─── Source data

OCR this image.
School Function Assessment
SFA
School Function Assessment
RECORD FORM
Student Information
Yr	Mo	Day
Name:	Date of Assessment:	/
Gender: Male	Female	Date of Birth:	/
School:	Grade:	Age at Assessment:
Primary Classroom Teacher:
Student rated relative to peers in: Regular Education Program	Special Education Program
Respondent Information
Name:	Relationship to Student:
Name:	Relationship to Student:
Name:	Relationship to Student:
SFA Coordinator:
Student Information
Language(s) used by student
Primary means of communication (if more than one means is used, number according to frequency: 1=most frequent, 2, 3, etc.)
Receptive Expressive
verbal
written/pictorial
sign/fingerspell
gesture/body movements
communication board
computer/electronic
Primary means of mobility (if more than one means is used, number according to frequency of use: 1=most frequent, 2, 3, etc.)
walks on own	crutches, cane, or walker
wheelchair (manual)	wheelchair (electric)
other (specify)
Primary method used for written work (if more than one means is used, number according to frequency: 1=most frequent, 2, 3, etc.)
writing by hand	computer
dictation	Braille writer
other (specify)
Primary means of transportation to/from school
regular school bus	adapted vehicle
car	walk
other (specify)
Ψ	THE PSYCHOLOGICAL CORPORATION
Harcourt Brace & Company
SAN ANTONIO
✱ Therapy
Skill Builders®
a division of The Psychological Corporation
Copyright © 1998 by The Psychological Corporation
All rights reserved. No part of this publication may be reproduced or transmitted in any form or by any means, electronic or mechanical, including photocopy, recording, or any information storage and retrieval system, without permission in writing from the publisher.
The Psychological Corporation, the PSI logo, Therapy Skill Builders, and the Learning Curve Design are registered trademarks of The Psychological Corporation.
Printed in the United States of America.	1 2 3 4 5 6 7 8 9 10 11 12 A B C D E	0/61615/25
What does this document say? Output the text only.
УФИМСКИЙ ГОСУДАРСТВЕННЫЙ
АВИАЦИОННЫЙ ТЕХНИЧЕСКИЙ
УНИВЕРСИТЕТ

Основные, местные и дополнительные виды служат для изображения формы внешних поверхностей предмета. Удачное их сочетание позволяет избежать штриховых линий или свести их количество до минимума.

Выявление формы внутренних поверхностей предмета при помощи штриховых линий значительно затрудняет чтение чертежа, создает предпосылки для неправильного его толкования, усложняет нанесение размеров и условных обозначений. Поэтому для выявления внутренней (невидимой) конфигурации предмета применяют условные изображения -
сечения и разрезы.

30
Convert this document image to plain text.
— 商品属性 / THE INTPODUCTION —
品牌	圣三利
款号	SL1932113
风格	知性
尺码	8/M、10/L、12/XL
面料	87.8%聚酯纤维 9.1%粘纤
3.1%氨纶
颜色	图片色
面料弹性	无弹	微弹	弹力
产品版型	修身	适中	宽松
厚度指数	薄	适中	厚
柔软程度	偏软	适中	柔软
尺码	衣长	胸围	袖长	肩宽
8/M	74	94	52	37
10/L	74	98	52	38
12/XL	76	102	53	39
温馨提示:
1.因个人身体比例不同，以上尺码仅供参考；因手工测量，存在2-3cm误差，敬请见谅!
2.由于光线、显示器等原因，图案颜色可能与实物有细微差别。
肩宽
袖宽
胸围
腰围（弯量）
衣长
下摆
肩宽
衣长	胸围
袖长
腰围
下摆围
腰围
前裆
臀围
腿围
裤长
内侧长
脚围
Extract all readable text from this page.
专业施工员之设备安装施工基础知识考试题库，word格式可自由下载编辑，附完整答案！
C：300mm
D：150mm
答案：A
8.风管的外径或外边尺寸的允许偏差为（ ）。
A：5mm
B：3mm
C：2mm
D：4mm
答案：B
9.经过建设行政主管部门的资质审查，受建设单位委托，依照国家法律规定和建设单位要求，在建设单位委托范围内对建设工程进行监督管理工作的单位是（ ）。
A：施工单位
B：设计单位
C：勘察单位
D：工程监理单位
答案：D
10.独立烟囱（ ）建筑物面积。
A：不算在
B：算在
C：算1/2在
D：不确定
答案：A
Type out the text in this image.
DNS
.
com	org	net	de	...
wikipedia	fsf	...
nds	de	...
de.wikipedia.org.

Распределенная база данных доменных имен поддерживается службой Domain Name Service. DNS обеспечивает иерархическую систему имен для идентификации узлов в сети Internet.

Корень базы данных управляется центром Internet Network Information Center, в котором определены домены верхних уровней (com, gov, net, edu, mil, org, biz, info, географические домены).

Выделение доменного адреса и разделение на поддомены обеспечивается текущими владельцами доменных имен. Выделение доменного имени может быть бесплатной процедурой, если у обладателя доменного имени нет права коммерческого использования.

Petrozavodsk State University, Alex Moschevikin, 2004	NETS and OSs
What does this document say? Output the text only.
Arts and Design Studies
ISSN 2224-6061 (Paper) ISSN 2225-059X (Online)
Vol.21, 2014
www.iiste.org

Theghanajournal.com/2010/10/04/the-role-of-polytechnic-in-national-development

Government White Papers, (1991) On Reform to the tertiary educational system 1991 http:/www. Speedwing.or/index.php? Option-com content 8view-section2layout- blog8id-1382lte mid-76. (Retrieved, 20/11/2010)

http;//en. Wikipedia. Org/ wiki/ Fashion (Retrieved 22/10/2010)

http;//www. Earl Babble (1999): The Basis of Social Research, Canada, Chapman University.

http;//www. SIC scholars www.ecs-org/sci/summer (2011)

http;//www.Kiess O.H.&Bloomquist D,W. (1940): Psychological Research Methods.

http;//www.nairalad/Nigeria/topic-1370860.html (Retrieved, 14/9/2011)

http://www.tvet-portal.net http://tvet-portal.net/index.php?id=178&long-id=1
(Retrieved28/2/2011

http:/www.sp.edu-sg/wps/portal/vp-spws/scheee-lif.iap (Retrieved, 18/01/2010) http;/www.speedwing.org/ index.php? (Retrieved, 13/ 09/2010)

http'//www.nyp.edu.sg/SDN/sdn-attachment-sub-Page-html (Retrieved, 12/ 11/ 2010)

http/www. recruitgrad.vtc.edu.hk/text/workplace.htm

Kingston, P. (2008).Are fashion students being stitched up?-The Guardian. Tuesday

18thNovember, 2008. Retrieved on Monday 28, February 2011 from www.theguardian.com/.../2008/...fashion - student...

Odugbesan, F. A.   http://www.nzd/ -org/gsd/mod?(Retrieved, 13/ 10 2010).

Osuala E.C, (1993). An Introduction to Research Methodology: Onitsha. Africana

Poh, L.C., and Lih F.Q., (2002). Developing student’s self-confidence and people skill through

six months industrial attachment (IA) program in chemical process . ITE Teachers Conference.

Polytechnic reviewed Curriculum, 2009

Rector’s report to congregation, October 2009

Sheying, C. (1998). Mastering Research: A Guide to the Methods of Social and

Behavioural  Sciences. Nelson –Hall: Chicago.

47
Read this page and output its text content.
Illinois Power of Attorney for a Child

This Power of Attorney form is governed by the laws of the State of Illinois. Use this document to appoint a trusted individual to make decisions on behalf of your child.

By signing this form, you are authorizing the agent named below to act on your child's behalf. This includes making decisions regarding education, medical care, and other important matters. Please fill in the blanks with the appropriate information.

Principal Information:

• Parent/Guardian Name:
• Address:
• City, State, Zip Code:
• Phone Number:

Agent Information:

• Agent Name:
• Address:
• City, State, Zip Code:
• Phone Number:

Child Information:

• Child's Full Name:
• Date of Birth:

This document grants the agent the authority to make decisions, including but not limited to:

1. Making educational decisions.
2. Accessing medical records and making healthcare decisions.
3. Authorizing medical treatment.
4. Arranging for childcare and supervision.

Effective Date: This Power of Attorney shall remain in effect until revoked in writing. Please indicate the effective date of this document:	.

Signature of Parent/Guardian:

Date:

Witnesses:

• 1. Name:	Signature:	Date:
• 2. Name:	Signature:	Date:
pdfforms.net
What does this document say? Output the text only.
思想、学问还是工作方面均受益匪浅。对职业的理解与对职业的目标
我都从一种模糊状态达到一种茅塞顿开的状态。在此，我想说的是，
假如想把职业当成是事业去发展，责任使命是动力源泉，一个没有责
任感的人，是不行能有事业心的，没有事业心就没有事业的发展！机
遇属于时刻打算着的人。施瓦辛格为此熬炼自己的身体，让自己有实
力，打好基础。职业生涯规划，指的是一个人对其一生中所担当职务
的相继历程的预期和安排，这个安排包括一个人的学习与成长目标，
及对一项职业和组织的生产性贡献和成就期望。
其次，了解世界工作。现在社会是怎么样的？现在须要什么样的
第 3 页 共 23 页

──────

Task objective >> The lines to quote run from the one containing "Read this page and output its text content." through the final line of the material above; please give them exactly, both ends included, and nothing else.

The solution >>
Read this page and output its text content.
Illinois Power of Attorney for a Child

This Power of Attorney form is governed by the laws of the State of Illinois. Use this document to appoint a trusted individual to make decisions on behalf of your child.

By signing this form, you are authorizing the agent named below to act on your child's behalf. This includes making decisions regarding education, medical care, and other important matters. Please fill in the blanks with the appropriate information.

Principal Information:

• Parent/Guardian Name:
• Address:
• City, State, Zip Code:
• Phone Number:

Agent Information:

• Agent Name:
• Address:
• City, State, Zip Code:
• Phone Number:

Child Information:

• Child's Full Name:
• Date of Birth:

This document grants the agent the authority to make decisions, including but not limited to:

1. Making educational decisions.
2. Accessing medical records and making healthcare decisions.
3. Authorizing medical treatment.
4. Arranging for childcare and supervision.

Effective Date: This Power of Attorney shall remain in effect until revoked in writing. Please indicate the effective date of this document:	.

Signature of Parent/Guardian:

Date:

Witnesses:

• 1. Name:	Signature:	Date:
• 2. Name:	Signature:	Date:
pdfforms.net
What does this document say? Output the text only.
思想、学问还是工作方面均受益匪浅。对职业的理解与对职业的目标
我都从一种模糊状态达到一种茅塞顿开的状态。在此，我想说的是，
假如想把职业当成是事业去发展，责任使命是动力源泉，一个没有责
任感的人，是不行能有事业心的，没有事业心就没有事业的发展！机
遇属于时刻打算着的人。施瓦辛格为此熬炼自己的身体，让自己有实
力，打好基础。职业生涯规划，指的是一个人对其一生中所担当职务
的相继历程的预期和安排，这个安排包括一个人的学习与成长目标，
及对一项职业和组织的生产性贡献和成就期望。
其次，了解世界工作。现在社会是怎么样的？现在须要什么样的
第 3 页 共 23 页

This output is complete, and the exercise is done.